- **THE TASK**:
Restate all of the entries exactly, dropping any pictures they hold.

■ ■ ■

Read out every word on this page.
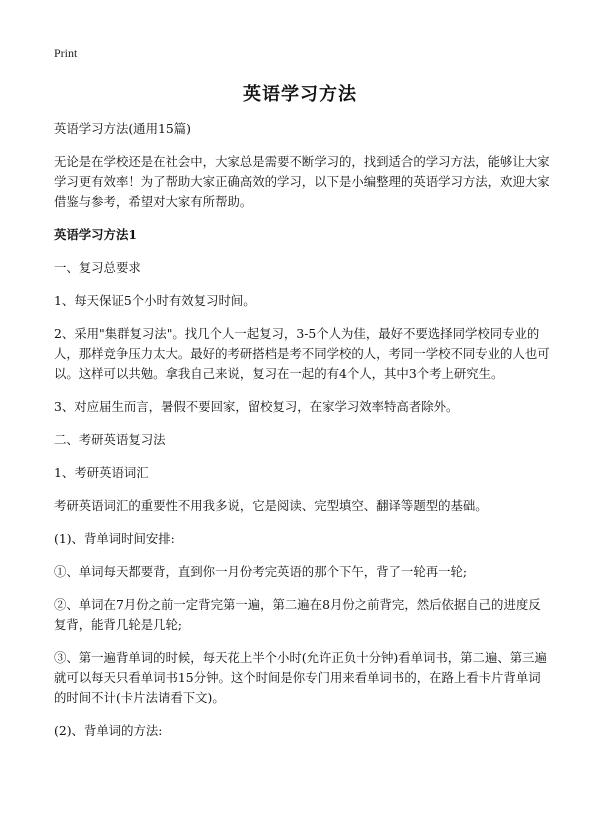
Print
英语学习方法

英语学习方法(通用15篇)

无论是在学校还是在社会中，大家总是需要不断学习的，找到适合的学习方法，能够让大家学习更有效率！为了帮助大家正确高效的学习，以下是小编整理的英语学习方法，欢迎大家借鉴与参考，希望对大家有所帮助。

英语学习方法1

一、复习总要求

1、每天保证5个小时有效复习时间。

2、采用"集群复习法"。找几个人一起复习，3-5个人为佳，最好不要选择同学校同专业的人，那样竞争压力太大。最好的考研搭档是考不同学校的人，考同一学校不同专业的人也可以。这样可以共勉。拿我自己来说，复习在一起的有4个人，其中3个考上研究生。

3、对应届生而言，暑假不要回家，留校复习，在家学习效率特高者除外。

二、考研英语复习法

1、考研英语词汇

考研英语词汇的重要性不用我多说，它是阅读、完型填空、翻译等题型的基础。

(1)、背单词时间安排:

①、单词每天都要背，直到你一月份考完英语的那个下午，背了一轮再一轮;

②、单词在7月份之前一定背完第一遍，第二遍在8月份之前背完，然后依据自己的进度反复背，能背几轮是几轮;

③、第一遍背单词的时候，每天花上半个小时(允许正负十分钟)看单词书，第二遍、第三遍就可以每天只看单词书15分钟。这个时间是你专门用来看单词书的，在路上看卡片背单词的时间不计(卡片法请看下文)。

(2)、背单词的方法:
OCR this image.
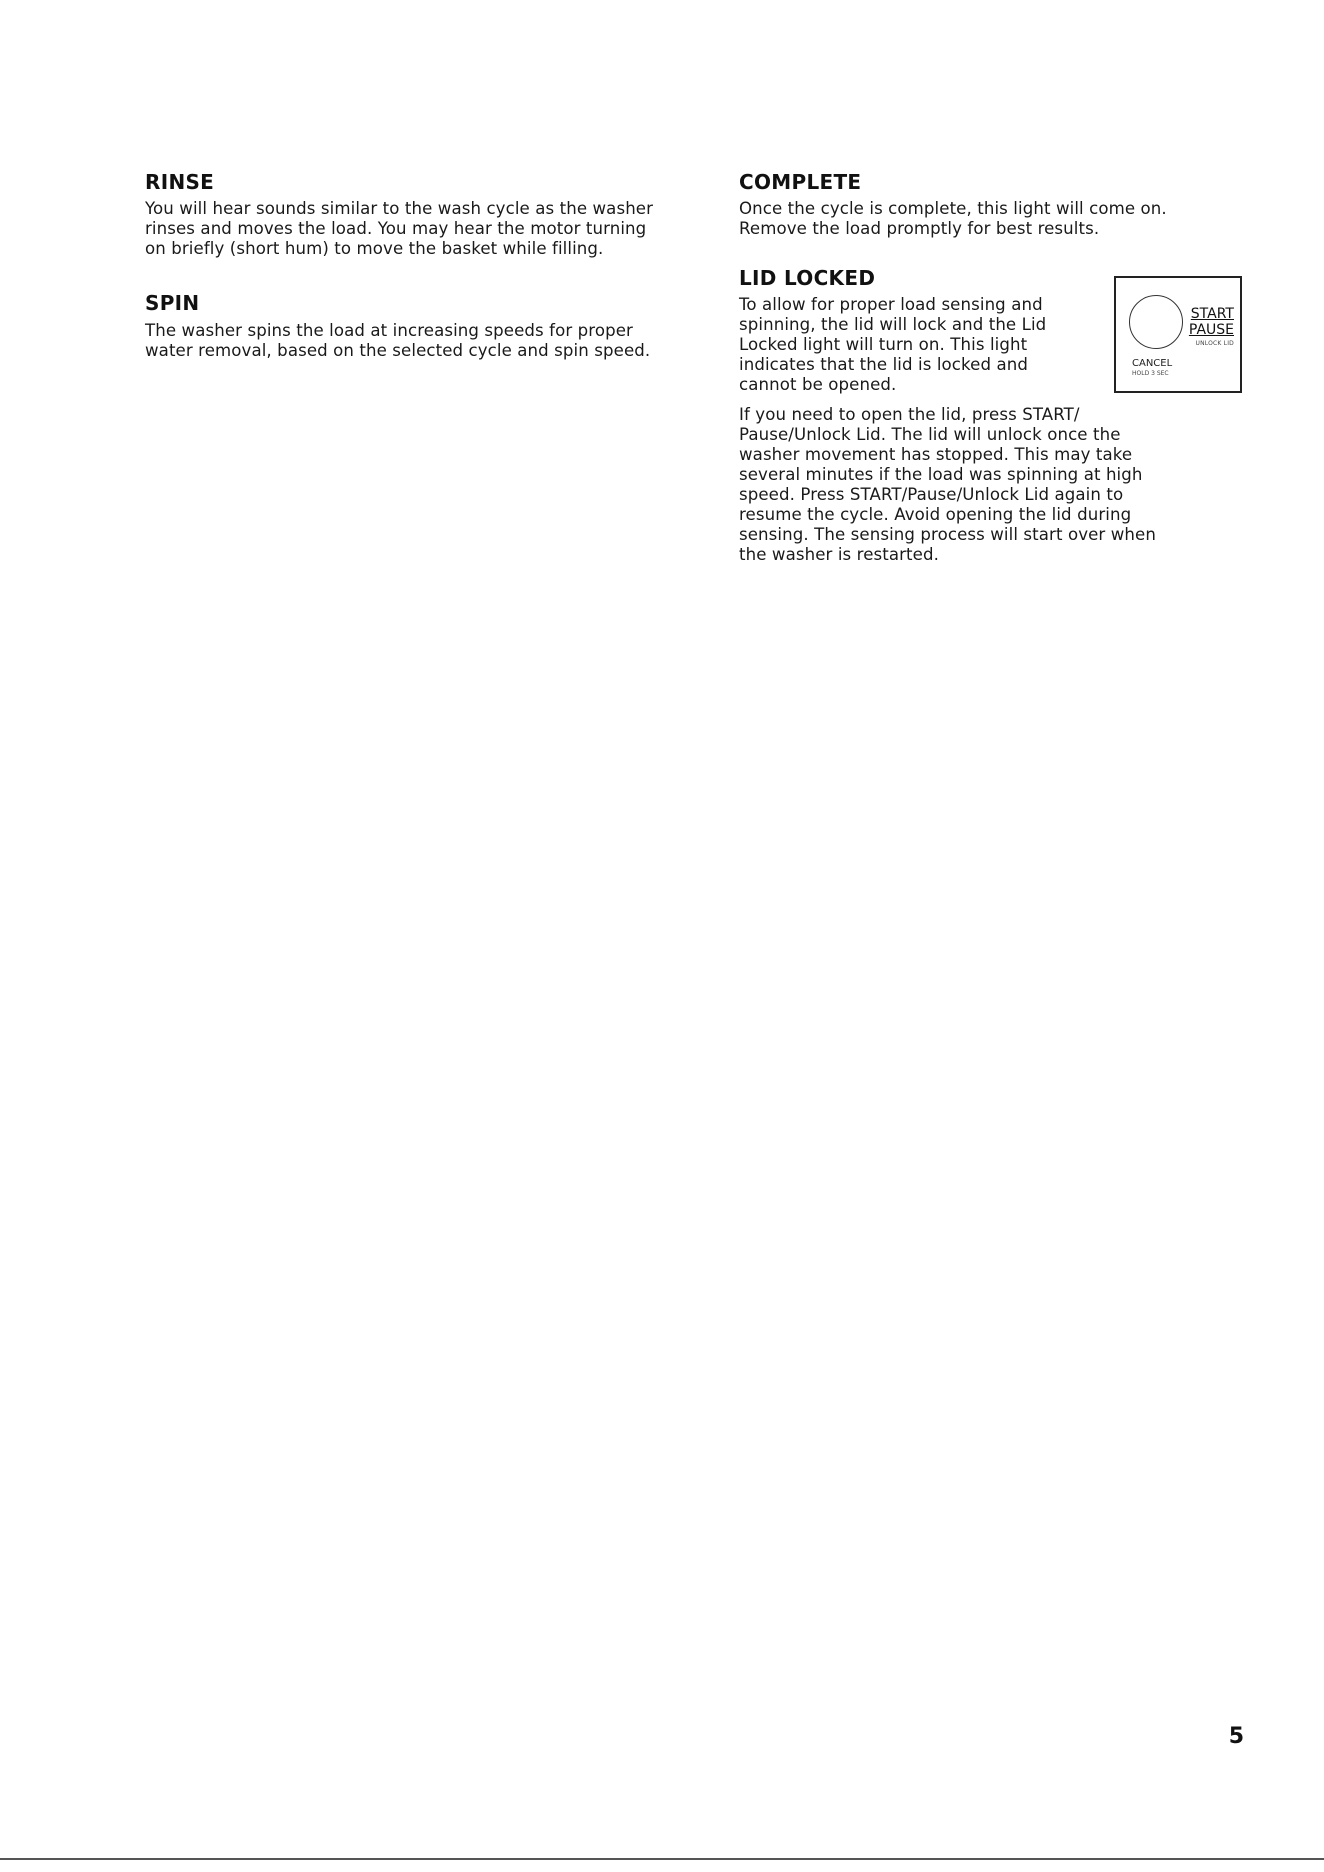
RINSE

You will hear sounds similar to the wash cycle as the washer rinses and moves the load. You may hear the motor turning on briefly (short hum) to move the basket while filling.

SPIN

The washer spins the load at increasing speeds for proper water removal, based on the selected cycle and spin speed.

COMPLETE

Once the cycle is complete, this light will come on. Remove the load promptly for best results.

LID LOCKED

To allow for proper load sensing and spinning, the lid will lock and the Lid Locked light will turn on. This light indicates that the lid is locked and cannot be opened.

If you need to open the lid, press START/ Pause/Unlock Lid. The lid will unlock once the washer movement has stopped. This may take several minutes if the load was spinning at high speed. Press START/Pause/Unlock Lid again to resume the cycle. Avoid opening the lid during sensing. The sensing process will start over when the washer is restarted.

START
PAUSE
UNLOCK LID
CANCEL
HOLD 3 SEC
5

■ ■ ■

- **COMPLETE RESPONSE**:
Read out every word on this page.
Print
英语学习方法

英语学习方法(通用15篇)

无论是在学校还是在社会中，大家总是需要不断学习的，找到适合的学习方法，能够让大家学习更有效率！为了帮助大家正确高效的学习，以下是小编整理的英语学习方法，欢迎大家借鉴与参考，希望对大家有所帮助。

英语学习方法1

一、复习总要求

1、每天保证5个小时有效复习时间。

2、采用"集群复习法"。找几个人一起复习，3-5个人为佳，最好不要选择同学校同专业的人，那样竞争压力太大。最好的考研搭档是考不同学校的人，考同一学校不同专业的人也可以。这样可以共勉。拿我自己来说，复习在一起的有4个人，其中3个考上研究生。

3、对应届生而言，暑假不要回家，留校复习，在家学习效率特高者除外。

二、考研英语复习法

1、考研英语词汇

考研英语词汇的重要性不用我多说，它是阅读、完型填空、翻译等题型的基础。

(1)、背单词时间安排:

①、单词每天都要背，直到你一月份考完英语的那个下午，背了一轮再一轮;

②、单词在7月份之前一定背完第一遍，第二遍在8月份之前背完，然后依据自己的进度反复背，能背几轮是几轮;

③、第一遍背单词的时候，每天花上半个小时(允许正负十分钟)看单词书，第二遍、第三遍就可以每天只看单词书15分钟。这个时间是你专门用来看单词书的，在路上看卡片背单词的时间不计(卡片法请看下文)。

(2)、背单词的方法:
OCR this image.
RINSE

You will hear sounds similar to the wash cycle as the washer rinses and moves the load. You may hear the motor turning on briefly (short hum) to move the basket while filling.

SPIN

The washer spins the load at increasing speeds for proper water removal, based on the selected cycle and spin speed.

COMPLETE

Once the cycle is complete, this light will come on. Remove the load promptly for best results.

LID LOCKED

To allow for proper load sensing and spinning, the lid will lock and the Lid Locked light will turn on. This light indicates that the lid is locked and cannot be opened.

If you need to open the lid, press START/ Pause/Unlock Lid. The lid will unlock once the washer movement has stopped. This may take several minutes if the load was spinning at high speed. Press START/Pause/Unlock Lid again to resume the cycle. Avoid opening the lid during sensing. The sensing process will start over when the washer is restarted.

START
PAUSE
UNLOCK LID
CANCEL
HOLD 3 SEC
5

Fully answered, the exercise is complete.